Ohio Interscholastic Wheelchair Basketball Championship Game takes place in M.A.C.C.

Sydney Brown, TV2 Reporter

Michael Neenan, Reporter

The Ohio Interscholastic Wheelchair Basketball Championship game on Saturday took place in the M.A.C. Center between the Wooster Wheelchair Generals and Austintown Wheelchair Falcons.

Wooster defeated Austintown by a score of 18-9, winning their fifth consecutive state title.

After the game, the championship trophy as well as other league awards were handed out by Ohio Secretary of State Frank LaRose, Ohio State Representative Gail Pavliga and Paralympian Paul Schulte.

In celebration, Wooster cut the net off the basket and draped it over the championship trophy.

The wheelchair basketball league is governed by the Ohio Interscholastic Adaptive Sports, which was established by Adaptive Sports Ohio.

According to the Adaptive Sports Ohio website, President Lisa Followay founded the league in 2015 with the support of the Ohio State Legislature.

“It’s important for kids with disabilities to have an opportunity to play sports and represent their schools,” Followay said.


The league currently has eight participating school districts. Each team consists of disabled and non-disabled players ranging from grades one to 12.

Wooster Wheelchair Generals’ player Ryan Hannan rolls down the court with the ball in tow during the championship game on Feb. 25, 2023. (Matthew Brown)

“What we were trying to do with the creation of the league in 2015, when serving the first team, is to support school districts as they open up their athletic programs to students with disabilities,” Followay said. “Our vision is that all six-hundred are going to offer some type of activity for students with disabilities within their district.”

Commissioner Brian Veverka spoke on the league’s expansion for the 2023-24 season.

“We’re gonna be adding five new teams for this upcoming season,” Veverka said. “We started in 2015 with just Wooster first, then the Massillon Tigers joined in shortly afterwards the following year and we slowly had the growth to where we are now.”

| GIVEN INFORMATION |
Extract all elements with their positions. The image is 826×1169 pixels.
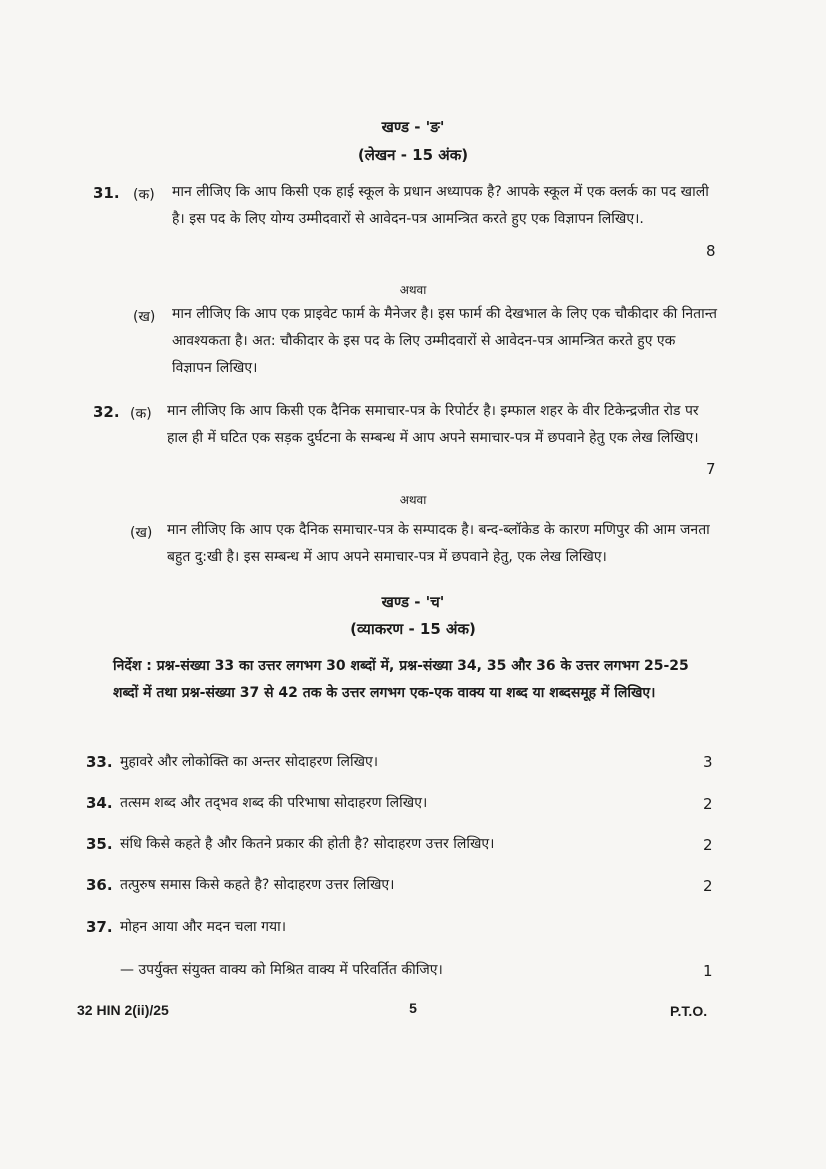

| EXERCISE A |
Reproduce the wheelchair basketball article word for word, starting at "Sydney Brown, TV2" and ending at "consecutive state title.".
| EXERCISE B |
Translate this sentence from the wheelchair basketball article into Spanish: "In celebration, Wooster cut the net off the basket and draped it over the championship trophy."
The listing has no connection to the wheelchair basketball article.

| PROBLEM SOLUTION A |
Sydney Brown, TV2 Reporter

Michael Neenan, Reporter

The Ohio Interscholastic Wheelchair Basketball Championship game on Saturday took place in the M.A.C. Center between the Wooster Wheelchair Generals and Austintown Wheelchair Falcons.

Wooster defeated Austintown by a score of 18-9, winning their fifth consecutive state title.

| PROBLEM SOLUTION B |
Para celebrar, Wooster cortó la red de la canasta y la colocó sobre el trofeo del campeonato.